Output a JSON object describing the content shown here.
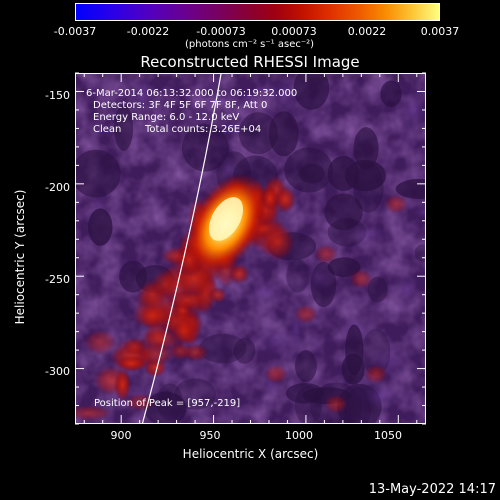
{
  "colorbar": {
    "ticks": [
      "-0.0037",
      "-0.0022",
      "-0.00073",
      "0.00073",
      "0.0022",
      "0.0037"
    ],
    "units": "(photons cm⁻² s⁻¹ asec⁻²)"
  },
  "title": "Reconstructed RHESSI Image",
  "annotations": {
    "time_range": "6-Mar-2014 06:13:32.000 to 06:19:32.000",
    "detectors": "Detectors: 3F 4F 5F 6F 7F 8F, Att 0",
    "energy": "Energy Range: 6.0 - 12.0 keV",
    "clean": "Clean",
    "total_counts": "Total counts: 3.26E+04",
    "peak": "Position of Peak = [957,-219]"
  },
  "axes": {
    "xlabel": "Heliocentric X (arcsec)",
    "ylabel": "Heliocentric Y (arcsec)",
    "x_ticks": [
      "900",
      "950",
      "1000",
      "1050"
    ],
    "y_ticks": [
      "-150",
      "-200",
      "-250",
      "-300"
    ],
    "xlim": [
      875,
      1065
    ],
    "ylim": [
      -330,
      -140
    ]
  },
  "footer": {
    "timestamp": "13-May-2022 14:17"
  },
  "colors": {
    "background": "#000000",
    "foreground": "#ffffff",
    "image_low": "#4a1f6e",
    "image_peak": "#fff2a0"
  },
  "chart_data": {
    "type": "heatmap",
    "title": "Reconstructed RHESSI Image",
    "xlabel": "Heliocentric X (arcsec)",
    "ylabel": "Heliocentric Y (arcsec)",
    "xlim": [
      875,
      1065
    ],
    "ylim": [
      -330,
      -140
    ],
    "x_ticks": [
      900,
      950,
      1000,
      1050
    ],
    "y_ticks": [
      -150,
      -200,
      -250,
      -300
    ],
    "colorbar_range": [
      -0.0037,
      0.0037
    ],
    "peak": [
      957,
      -219
    ]
  }
}
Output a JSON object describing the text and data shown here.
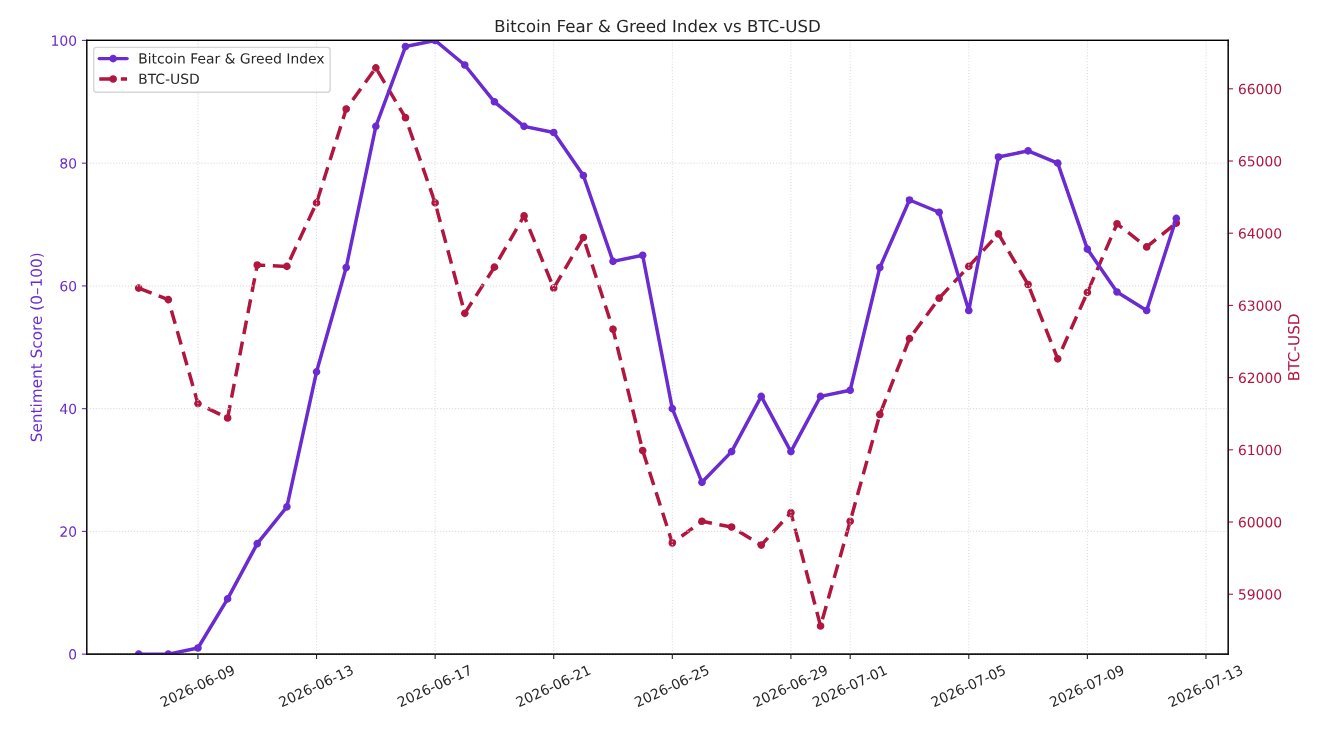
{
  "chart_data": {
    "type": "line",
    "title": "Bitcoin Fear & Greed Index vs BTC-USD",
    "ylabel": "Sentiment Score (0–100)",
    "y2label": "BTC-USD",
    "x": [
      "2026-06-07",
      "2026-06-08",
      "2026-06-09",
      "2026-06-10",
      "2026-06-11",
      "2026-06-12",
      "2026-06-13",
      "2026-06-14",
      "2026-06-15",
      "2026-06-16",
      "2026-06-17",
      "2026-06-18",
      "2026-06-19",
      "2026-06-20",
      "2026-06-21",
      "2026-06-22",
      "2026-06-23",
      "2026-06-24",
      "2026-06-25",
      "2026-06-26",
      "2026-06-27",
      "2026-06-28",
      "2026-06-29",
      "2026-06-30",
      "2026-07-01",
      "2026-07-02",
      "2026-07-03",
      "2026-07-04",
      "2026-07-05",
      "2026-07-06",
      "2026-07-07",
      "2026-07-08",
      "2026-07-09",
      "2026-07-10",
      "2026-07-11",
      "2026-07-12"
    ],
    "series": [
      {
        "name": "Bitcoin Fear & Greed Index",
        "color": "#6a2bd0",
        "line_style": "solid",
        "values": [
          0,
          0,
          1,
          9,
          18,
          24,
          46,
          63,
          86,
          99,
          100,
          96,
          90,
          86,
          85,
          78,
          64,
          65,
          40,
          28,
          33,
          42,
          33,
          42,
          43,
          63,
          74,
          72,
          56,
          81,
          82,
          80,
          66,
          59,
          56,
          71
        ]
      },
      {
        "name": "BTC-USD",
        "color": "#b0163f",
        "line_style": "dashed",
        "axis": "y2",
        "values": [
          63240,
          63080,
          61640,
          61440,
          63560,
          63540,
          64420,
          65720,
          66290,
          65600,
          64420,
          62890,
          63530,
          64240,
          63240,
          63940,
          62670,
          60990,
          59710,
          60010,
          59930,
          59680,
          60130,
          58560,
          60010,
          61490,
          62540,
          63100,
          63540,
          63990,
          63290,
          62260,
          63180,
          64130,
          63810,
          64140
        ]
      }
    ],
    "xlim": [
      "2026-06-05T06:00",
      "2026-07-13T18:00"
    ],
    "xticks": [
      "2026-06-09",
      "2026-06-13",
      "2026-06-17",
      "2026-06-21",
      "2026-06-25",
      "2026-06-29",
      "2026-07-01",
      "2026-07-05",
      "2026-07-09",
      "2026-07-13"
    ],
    "ylim": [
      0,
      100
    ],
    "yticks": [
      0,
      20,
      40,
      60,
      80,
      100
    ],
    "y2lim": [
      58170,
      66670
    ],
    "y2ticks": [
      59000,
      60000,
      61000,
      62000,
      63000,
      64000,
      65000,
      66000
    ],
    "grid": true,
    "legend": "top left",
    "marker": "circle"
  }
}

Task goal: Go through the records and copy each line with "Index" in it.

Exercise output:
    "title": "Bitcoin Fear & Greed Index vs BTC-USD",
        "name": "Bitcoin Fear & Greed Index",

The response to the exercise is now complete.